Data items
★ ★ ★ ★ ★ ★ ★
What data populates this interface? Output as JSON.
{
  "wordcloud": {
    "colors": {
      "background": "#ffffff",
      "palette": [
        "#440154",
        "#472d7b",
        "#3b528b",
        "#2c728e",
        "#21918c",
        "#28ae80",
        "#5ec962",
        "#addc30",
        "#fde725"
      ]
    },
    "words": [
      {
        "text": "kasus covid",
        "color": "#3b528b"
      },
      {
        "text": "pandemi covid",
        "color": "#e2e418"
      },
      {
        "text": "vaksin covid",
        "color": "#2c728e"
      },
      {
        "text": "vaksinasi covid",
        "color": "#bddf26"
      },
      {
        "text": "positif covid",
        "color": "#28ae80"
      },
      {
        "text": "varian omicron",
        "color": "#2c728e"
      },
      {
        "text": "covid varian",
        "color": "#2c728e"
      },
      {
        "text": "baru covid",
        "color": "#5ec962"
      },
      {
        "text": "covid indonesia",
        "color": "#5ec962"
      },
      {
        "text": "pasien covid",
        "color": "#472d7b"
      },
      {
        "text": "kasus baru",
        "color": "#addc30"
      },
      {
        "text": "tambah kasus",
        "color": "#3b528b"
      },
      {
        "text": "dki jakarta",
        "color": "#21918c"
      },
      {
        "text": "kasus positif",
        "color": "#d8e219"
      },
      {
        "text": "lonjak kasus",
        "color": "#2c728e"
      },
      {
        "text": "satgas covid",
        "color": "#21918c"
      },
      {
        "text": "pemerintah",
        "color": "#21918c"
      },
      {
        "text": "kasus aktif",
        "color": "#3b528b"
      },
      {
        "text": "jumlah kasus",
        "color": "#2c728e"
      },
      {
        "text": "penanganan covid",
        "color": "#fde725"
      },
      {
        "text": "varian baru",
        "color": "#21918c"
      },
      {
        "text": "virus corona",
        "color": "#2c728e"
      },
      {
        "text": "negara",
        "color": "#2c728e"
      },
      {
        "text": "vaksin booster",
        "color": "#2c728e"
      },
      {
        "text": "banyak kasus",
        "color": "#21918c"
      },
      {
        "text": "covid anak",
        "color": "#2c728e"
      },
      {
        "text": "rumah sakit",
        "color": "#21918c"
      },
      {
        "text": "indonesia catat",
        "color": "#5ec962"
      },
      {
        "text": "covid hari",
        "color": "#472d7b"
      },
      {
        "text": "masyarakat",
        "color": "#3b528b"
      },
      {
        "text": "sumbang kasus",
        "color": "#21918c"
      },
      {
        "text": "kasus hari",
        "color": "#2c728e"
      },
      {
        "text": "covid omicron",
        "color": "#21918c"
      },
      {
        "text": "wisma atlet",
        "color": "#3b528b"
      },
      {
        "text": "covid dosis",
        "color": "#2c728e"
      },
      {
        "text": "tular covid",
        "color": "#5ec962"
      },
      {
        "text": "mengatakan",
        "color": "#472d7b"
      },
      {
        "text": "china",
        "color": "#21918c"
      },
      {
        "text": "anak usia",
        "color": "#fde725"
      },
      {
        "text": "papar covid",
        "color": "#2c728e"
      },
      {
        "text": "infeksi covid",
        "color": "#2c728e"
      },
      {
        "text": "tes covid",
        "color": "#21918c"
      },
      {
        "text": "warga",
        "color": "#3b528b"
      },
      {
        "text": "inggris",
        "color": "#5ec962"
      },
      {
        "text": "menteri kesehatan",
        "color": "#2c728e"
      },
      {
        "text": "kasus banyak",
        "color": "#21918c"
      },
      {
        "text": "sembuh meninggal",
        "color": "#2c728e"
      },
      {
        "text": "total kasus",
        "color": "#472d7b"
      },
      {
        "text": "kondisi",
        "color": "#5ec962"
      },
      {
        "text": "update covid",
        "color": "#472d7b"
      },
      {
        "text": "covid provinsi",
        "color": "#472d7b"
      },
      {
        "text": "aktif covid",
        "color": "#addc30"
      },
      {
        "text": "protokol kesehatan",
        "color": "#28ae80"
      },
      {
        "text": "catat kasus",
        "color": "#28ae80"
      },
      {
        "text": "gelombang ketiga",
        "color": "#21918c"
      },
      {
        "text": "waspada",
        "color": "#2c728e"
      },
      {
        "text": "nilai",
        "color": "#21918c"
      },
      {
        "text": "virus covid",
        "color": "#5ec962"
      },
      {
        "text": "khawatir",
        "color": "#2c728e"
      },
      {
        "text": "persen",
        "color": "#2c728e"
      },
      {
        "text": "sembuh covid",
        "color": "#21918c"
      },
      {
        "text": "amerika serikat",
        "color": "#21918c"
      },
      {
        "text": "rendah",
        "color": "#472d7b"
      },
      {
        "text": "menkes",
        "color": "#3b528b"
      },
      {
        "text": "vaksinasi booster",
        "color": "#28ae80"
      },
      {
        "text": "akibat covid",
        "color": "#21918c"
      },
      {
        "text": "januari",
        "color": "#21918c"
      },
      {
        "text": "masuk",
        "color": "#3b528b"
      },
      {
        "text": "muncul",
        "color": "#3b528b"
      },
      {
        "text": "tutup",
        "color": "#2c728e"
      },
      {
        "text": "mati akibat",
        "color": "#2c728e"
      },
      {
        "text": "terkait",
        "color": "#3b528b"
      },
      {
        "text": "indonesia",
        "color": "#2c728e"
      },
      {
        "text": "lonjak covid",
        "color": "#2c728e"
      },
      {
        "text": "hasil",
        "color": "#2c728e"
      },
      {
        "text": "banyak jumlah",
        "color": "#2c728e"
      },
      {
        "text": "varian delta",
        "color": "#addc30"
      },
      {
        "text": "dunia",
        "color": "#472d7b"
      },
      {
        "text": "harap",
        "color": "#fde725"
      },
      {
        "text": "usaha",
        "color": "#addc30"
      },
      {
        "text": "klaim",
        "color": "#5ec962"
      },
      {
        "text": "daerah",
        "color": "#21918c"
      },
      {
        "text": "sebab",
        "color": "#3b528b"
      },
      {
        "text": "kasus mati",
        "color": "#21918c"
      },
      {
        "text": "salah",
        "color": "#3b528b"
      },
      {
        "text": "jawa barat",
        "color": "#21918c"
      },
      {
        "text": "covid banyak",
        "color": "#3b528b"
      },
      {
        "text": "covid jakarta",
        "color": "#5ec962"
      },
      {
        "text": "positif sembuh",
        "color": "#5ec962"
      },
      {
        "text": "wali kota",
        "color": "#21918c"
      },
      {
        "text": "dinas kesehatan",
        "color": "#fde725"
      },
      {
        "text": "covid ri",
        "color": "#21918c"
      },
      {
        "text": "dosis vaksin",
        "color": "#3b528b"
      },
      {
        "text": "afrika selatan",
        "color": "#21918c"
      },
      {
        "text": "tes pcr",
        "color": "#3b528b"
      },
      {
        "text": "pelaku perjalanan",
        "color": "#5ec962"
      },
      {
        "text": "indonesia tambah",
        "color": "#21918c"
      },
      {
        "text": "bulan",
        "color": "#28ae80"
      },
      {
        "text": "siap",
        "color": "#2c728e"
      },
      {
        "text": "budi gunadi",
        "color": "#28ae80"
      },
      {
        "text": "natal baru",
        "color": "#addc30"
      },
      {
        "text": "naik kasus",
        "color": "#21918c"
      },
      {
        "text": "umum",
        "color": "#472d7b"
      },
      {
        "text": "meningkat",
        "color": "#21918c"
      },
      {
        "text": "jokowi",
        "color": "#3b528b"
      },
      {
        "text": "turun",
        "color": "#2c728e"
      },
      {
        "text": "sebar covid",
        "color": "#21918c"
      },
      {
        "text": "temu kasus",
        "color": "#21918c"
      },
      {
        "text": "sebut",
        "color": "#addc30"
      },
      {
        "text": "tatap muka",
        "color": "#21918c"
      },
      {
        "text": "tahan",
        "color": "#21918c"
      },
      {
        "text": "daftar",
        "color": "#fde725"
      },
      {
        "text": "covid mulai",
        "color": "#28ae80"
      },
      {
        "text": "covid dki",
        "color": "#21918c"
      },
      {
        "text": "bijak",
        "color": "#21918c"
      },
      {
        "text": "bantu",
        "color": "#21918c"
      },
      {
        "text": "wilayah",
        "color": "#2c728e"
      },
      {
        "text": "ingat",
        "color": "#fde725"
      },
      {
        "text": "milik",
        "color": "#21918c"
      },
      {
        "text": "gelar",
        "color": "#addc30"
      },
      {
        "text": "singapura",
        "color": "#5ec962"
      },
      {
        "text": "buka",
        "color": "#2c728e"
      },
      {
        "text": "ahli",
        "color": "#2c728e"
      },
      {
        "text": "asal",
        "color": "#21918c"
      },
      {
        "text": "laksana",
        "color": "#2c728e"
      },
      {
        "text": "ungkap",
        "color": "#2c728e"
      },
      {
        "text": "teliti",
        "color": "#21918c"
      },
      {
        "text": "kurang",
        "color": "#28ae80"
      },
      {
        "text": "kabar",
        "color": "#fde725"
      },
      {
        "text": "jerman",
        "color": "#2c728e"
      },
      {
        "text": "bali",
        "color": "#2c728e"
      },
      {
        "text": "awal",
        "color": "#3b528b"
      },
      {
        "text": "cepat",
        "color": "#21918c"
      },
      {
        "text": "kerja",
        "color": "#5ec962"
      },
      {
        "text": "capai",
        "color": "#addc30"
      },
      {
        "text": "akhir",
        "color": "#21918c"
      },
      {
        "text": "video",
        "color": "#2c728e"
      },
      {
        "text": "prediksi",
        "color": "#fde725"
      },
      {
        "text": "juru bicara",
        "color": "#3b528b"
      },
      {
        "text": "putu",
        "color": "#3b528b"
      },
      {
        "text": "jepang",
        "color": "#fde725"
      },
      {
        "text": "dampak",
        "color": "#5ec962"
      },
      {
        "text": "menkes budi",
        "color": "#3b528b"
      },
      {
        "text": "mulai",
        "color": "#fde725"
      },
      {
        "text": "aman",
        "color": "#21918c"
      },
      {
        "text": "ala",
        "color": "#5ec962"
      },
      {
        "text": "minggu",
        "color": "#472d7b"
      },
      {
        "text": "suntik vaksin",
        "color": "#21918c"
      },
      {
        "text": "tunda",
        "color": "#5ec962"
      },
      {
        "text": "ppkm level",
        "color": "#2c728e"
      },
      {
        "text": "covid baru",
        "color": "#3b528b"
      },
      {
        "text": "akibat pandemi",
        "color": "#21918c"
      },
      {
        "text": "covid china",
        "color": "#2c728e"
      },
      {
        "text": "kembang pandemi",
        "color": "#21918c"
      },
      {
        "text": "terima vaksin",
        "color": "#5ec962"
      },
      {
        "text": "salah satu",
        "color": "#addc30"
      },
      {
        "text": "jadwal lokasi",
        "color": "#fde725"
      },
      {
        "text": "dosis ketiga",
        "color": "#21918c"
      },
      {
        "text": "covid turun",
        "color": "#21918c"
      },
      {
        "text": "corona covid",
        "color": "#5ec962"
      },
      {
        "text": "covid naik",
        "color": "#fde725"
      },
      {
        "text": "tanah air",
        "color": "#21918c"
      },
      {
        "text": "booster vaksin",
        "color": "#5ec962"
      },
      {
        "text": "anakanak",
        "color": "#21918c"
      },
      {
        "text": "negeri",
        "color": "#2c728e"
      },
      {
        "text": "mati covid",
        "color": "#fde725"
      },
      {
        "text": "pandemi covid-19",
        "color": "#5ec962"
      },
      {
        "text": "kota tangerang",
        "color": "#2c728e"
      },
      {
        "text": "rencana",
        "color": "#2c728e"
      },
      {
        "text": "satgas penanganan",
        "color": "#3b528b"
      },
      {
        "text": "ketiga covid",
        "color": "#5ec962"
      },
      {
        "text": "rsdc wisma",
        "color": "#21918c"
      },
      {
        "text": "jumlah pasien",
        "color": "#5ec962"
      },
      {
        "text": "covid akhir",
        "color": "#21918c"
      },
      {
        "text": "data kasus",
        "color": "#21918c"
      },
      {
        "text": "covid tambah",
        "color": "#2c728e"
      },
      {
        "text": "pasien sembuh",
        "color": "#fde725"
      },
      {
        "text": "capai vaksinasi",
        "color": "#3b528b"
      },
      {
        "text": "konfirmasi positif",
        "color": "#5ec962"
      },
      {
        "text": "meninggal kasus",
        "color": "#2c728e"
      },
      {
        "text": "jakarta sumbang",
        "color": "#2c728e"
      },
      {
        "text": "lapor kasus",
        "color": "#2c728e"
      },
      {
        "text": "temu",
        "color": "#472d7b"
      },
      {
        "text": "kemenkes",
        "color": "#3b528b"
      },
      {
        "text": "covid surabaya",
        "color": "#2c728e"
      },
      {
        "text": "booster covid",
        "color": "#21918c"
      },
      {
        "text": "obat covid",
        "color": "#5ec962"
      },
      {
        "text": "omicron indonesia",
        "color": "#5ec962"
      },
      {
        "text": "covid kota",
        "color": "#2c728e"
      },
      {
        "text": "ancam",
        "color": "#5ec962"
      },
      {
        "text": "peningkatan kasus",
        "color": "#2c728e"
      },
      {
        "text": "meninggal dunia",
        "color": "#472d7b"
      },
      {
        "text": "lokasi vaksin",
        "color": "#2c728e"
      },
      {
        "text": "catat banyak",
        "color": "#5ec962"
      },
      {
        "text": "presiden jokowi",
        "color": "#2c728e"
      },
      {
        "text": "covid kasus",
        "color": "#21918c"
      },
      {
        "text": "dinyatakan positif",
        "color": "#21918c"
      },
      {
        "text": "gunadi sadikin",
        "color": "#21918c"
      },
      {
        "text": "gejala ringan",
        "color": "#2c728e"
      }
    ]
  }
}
★ ★ ★ ★ ★ ★ ★
#### ASSIGNED TASK:
Make a list of all lines in the data that contain "sembuh".

#### TASK SOLUTION:
        "text": "sembuh meninggal",
        "text": "sembuh covid",
        "text": "positif sembuh",
        "text": "pasien sembuh",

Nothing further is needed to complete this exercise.